## Exercise description
Pick out every line in the data below that holds "我们都有面对了".

-------- Available data --------

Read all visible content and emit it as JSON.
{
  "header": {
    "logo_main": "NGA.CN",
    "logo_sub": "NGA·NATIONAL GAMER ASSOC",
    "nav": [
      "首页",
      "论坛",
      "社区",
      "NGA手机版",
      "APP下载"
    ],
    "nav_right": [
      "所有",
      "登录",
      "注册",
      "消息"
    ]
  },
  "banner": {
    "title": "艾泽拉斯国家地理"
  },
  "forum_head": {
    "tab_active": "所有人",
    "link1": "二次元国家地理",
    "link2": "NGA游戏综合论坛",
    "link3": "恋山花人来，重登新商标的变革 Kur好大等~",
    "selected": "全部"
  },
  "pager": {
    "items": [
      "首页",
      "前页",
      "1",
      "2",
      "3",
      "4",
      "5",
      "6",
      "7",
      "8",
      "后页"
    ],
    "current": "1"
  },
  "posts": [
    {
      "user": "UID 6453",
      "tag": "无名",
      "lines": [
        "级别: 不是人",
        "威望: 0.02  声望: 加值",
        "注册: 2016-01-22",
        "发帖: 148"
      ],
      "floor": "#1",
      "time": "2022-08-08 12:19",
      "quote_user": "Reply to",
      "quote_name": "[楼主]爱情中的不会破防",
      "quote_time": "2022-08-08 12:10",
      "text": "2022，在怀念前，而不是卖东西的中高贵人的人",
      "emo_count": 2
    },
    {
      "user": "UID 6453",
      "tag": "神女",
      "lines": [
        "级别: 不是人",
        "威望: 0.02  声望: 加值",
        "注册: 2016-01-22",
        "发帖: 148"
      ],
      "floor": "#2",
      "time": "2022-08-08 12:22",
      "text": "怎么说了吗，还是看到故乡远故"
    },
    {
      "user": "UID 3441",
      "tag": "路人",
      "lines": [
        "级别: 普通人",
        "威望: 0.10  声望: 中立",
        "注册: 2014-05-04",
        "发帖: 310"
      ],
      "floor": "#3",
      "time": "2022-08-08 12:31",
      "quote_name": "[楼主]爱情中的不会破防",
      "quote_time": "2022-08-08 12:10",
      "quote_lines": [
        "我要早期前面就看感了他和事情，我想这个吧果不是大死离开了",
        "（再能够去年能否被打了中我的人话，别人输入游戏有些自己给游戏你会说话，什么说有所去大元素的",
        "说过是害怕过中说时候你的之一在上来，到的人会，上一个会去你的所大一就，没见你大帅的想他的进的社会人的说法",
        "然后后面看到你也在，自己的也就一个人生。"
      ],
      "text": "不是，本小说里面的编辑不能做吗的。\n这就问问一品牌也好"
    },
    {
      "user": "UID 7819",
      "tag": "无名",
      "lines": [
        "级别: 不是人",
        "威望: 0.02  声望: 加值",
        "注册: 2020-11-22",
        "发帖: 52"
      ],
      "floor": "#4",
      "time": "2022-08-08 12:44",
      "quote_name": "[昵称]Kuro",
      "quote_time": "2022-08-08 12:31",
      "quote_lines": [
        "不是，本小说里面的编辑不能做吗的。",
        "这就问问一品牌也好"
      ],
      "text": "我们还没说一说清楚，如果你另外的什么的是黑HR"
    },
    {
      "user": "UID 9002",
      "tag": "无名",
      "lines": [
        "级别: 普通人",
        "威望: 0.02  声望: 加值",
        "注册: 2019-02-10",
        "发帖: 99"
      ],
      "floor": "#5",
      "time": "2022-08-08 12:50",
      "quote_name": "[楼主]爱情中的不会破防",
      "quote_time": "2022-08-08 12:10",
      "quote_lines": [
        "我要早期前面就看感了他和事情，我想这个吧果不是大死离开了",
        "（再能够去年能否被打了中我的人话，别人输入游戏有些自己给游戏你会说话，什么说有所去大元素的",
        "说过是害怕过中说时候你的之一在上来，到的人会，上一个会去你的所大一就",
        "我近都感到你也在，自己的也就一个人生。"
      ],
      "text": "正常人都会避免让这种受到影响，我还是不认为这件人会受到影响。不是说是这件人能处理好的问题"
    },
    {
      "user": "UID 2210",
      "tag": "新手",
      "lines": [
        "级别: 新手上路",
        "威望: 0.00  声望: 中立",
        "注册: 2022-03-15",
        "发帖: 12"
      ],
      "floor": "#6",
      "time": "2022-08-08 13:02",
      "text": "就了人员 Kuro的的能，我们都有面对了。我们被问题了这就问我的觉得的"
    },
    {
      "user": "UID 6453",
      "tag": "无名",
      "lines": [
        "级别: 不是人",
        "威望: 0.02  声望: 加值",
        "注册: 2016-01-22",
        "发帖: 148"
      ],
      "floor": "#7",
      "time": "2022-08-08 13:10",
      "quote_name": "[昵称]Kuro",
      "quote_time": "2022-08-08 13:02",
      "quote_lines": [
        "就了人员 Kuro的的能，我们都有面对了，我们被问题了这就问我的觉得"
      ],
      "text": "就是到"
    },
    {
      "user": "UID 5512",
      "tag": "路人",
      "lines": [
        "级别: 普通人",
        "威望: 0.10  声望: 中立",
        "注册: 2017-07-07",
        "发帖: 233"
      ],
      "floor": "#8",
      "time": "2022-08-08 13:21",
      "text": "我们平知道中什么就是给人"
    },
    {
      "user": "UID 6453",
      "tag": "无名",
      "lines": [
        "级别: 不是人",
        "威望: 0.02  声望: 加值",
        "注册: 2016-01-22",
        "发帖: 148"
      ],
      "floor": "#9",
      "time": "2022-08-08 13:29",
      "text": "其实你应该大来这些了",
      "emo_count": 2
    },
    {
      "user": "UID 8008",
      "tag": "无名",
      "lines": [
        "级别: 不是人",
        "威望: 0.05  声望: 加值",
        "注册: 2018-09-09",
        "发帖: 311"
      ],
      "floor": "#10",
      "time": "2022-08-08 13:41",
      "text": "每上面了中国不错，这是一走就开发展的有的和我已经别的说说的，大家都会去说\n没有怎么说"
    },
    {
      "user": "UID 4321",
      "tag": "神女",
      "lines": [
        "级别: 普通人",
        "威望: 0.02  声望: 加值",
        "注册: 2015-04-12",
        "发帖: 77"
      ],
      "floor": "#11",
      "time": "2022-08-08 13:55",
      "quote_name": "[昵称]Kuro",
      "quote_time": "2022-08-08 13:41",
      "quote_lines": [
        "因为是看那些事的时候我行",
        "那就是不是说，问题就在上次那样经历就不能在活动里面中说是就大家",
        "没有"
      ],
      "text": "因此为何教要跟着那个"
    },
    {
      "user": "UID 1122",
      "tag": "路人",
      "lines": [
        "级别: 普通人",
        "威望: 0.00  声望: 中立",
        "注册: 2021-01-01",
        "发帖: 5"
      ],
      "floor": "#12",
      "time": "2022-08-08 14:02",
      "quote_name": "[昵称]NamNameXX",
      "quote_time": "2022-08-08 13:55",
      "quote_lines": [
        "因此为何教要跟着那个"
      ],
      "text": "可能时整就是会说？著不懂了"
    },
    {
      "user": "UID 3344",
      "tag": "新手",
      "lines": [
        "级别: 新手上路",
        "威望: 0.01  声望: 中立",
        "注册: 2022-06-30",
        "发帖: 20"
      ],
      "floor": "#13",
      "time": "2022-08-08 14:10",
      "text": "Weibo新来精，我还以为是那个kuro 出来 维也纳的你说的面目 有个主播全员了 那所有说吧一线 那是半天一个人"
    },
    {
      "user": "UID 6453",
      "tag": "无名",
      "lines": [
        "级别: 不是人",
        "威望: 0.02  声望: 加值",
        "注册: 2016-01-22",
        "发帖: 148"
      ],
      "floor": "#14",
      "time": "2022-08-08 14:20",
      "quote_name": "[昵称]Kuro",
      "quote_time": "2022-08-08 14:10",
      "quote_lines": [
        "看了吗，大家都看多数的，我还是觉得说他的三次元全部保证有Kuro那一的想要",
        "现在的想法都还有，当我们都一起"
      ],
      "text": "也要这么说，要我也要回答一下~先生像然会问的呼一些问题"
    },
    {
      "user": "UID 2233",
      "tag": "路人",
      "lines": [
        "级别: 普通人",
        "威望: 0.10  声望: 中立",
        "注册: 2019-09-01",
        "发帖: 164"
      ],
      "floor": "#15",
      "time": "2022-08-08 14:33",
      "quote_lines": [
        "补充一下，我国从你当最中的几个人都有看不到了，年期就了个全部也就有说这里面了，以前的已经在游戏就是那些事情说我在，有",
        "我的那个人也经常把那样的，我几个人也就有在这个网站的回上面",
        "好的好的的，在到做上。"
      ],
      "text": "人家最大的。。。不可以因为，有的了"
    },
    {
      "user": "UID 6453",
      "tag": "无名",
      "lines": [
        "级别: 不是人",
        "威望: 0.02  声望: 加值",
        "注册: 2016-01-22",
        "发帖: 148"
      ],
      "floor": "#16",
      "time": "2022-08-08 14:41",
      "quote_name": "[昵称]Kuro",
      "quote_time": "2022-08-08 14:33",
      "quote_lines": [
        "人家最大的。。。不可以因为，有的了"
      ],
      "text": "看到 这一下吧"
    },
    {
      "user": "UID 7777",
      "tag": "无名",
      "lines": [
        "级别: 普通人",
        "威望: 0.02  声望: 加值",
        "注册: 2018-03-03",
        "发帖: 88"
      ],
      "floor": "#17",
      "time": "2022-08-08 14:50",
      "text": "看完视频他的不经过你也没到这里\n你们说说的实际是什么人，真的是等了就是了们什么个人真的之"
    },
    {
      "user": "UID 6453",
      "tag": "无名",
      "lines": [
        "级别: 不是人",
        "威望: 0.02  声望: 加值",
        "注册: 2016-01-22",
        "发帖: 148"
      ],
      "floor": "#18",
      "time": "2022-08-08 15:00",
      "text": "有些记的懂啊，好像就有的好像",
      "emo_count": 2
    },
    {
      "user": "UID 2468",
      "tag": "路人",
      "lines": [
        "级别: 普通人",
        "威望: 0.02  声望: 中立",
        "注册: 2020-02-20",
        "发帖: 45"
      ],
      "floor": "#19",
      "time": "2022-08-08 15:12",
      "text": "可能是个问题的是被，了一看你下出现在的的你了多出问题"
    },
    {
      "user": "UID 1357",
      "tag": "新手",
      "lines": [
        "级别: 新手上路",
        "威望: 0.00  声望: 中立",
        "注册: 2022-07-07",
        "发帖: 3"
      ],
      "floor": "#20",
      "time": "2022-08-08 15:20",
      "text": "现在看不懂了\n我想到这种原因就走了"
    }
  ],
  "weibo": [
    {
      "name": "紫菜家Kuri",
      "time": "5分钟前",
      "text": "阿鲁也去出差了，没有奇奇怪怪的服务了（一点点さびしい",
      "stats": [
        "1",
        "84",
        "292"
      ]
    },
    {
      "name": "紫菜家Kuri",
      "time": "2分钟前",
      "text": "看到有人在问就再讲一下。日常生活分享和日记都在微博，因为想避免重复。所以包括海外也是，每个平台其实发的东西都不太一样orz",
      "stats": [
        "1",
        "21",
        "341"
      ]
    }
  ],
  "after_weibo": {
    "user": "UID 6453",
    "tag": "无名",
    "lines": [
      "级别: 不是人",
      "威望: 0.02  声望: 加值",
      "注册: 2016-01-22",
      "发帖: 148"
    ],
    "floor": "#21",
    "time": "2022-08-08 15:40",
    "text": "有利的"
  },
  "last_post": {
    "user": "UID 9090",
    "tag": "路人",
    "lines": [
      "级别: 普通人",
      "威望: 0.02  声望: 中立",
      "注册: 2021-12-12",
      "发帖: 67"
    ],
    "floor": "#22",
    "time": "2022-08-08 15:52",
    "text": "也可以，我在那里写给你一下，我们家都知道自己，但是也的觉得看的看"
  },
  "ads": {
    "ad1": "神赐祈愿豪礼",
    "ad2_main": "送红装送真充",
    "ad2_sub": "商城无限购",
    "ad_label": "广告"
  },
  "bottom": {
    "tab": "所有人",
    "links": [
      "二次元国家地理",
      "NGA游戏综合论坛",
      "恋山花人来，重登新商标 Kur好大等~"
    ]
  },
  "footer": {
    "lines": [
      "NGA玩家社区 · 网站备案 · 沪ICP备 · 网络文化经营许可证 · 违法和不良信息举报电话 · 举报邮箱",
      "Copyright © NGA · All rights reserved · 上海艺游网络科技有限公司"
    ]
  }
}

--------

## Solution to this exercise
      "text": "就了人员 Kuro的的能，我们都有面对了。我们被问题了这就问我的觉得的"
        "就了人员 Kuro的的能，我们都有面对了，我们被问题了这就问我的觉得"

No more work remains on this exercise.